What you are asked to do ::
Set down the stretch of the Division 16A text from "12. With the" through "year of income''.", keeping every word as it appears.
══ Text excerpt
11. Mr Gibb further submitted that the entire structure of those two sections indicated that the Division was intended to operate by creating for each year of income for which it was sought to invoke the averaging provisions, an averaging ``series'' of up to the four immediately preceding years, so that there would be one ``first year of income'' for each of these ``series''. Thus, the expression ``the first year of income'' was said not to be inconsistent with the view that there can be more than one ``first year of income'' in respect of any taxpayer, and that the expression ``the first year of income'' did not support the applicant's submission that the use of such an expression indicated that there is only one ``first year of income'', which, of course, could be many years prior to the income year now in dispute.
12. With the utmost respect to Mr Gibb, his ``Group Theory'' leaves me unpersuaded, if only because the inclusion of secs 158K(3)(e) and (4)(e) seem to me to be contrary to a ``series'' interpretation of secs 158K(3) and (4) but rather suggest a continuous working life of ``years of income'', with only one ``first year of income'' rather than a whole series or groups of years of income, each with its own ``first year of income''.
13. Whilst the new provisions, designed to relieve the burden which would otherwise have been imposed on artists, composers, etc could have been expressed with greater clarity, I am satisfied that for the purposes of Division 16A of the Act, a taxpayer's ``first year of income'' may indeed be earlier than four years prior to the commencement of the Division, that is, earlier than 1983. In short, it needs more than Mr Gibb's plausibility to persuade me to depart from the plain meaning of the words used. Had Parliament intended to apply Mr Gibb's Group Theory, it would not have been beyond the wit of the Parliamentary draftsman to so express it.
════
══ Extracted material
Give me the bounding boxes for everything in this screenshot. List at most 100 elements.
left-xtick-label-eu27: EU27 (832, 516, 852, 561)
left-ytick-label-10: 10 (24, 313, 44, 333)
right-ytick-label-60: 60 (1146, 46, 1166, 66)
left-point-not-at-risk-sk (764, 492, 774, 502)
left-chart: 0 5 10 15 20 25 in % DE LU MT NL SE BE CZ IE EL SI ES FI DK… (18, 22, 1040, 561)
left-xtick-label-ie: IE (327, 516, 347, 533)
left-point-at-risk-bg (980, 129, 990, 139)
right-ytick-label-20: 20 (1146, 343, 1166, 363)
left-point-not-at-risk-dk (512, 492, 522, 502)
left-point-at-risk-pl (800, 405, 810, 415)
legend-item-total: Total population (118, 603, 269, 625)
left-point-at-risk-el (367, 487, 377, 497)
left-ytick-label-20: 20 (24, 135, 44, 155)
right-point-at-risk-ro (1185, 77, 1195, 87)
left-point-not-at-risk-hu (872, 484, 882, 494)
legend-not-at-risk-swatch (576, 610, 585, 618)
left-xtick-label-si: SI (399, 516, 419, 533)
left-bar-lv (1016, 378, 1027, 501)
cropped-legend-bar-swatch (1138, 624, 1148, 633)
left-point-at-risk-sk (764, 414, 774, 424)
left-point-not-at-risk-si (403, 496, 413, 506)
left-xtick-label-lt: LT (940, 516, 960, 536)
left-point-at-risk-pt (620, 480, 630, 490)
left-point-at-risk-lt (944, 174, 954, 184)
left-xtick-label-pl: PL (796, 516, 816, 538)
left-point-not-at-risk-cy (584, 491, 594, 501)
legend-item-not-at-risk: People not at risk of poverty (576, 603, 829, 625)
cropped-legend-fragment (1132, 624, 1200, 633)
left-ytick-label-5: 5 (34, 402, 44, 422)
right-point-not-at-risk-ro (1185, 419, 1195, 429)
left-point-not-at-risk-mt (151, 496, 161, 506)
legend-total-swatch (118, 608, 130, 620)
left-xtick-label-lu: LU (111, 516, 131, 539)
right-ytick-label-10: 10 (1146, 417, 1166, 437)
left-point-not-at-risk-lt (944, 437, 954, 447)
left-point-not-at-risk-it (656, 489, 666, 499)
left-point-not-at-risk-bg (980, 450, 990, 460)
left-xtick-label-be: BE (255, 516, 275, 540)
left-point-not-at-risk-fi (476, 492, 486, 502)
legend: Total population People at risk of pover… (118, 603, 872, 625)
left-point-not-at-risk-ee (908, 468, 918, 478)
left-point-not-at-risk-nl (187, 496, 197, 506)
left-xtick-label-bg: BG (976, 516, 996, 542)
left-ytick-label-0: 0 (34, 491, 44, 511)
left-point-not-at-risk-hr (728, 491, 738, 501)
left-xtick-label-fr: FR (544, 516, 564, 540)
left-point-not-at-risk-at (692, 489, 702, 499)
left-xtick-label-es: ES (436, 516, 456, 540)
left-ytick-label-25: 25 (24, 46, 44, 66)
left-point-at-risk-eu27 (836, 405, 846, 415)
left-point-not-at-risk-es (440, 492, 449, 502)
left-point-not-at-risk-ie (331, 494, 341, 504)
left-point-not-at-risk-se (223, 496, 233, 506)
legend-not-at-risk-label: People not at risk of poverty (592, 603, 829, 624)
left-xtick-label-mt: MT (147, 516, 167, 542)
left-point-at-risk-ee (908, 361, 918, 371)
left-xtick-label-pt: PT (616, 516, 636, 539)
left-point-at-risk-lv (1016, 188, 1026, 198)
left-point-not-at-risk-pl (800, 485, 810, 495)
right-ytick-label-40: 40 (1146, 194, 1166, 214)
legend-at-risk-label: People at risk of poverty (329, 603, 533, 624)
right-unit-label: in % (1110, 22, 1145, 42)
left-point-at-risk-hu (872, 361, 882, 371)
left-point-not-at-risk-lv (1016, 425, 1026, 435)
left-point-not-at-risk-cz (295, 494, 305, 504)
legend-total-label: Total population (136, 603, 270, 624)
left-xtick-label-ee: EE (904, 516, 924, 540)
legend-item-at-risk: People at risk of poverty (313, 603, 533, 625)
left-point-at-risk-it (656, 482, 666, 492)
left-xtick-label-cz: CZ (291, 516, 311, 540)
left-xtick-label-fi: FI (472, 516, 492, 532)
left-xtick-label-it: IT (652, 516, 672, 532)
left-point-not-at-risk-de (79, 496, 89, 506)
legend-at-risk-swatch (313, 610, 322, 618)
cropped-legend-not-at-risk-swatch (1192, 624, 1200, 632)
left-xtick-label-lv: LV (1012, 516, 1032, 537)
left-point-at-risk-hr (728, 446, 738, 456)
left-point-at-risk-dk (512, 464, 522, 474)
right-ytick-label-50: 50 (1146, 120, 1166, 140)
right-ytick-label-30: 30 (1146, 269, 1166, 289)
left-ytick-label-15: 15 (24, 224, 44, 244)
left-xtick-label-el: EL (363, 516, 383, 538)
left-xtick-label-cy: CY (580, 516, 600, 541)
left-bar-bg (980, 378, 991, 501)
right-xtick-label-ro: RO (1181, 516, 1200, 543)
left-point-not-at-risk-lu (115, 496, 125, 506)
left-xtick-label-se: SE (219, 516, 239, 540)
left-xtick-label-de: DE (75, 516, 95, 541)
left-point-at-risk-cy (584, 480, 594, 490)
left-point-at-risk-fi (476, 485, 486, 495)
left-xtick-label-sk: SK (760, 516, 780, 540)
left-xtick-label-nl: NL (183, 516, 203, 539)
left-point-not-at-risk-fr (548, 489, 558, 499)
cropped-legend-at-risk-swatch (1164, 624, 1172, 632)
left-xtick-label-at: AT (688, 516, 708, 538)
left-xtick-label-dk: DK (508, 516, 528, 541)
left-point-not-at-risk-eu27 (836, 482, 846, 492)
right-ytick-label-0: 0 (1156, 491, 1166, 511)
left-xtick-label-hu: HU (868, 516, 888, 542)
════
Output for this task ::
12. With the utmost respect to Mr Gibb, his ``Group Theory'' leaves me unpersuaded, if only because the inclusion of secs 158K(3)(e) and (4)(e) seem to me to be contrary to a ``series'' interpretation of secs 158K(3) and (4) but rather suggest a continuous working life of ``years of income'', with only one ``first year of income'' rather than a whole series or groups of years of income, each with its own ``first year of income''.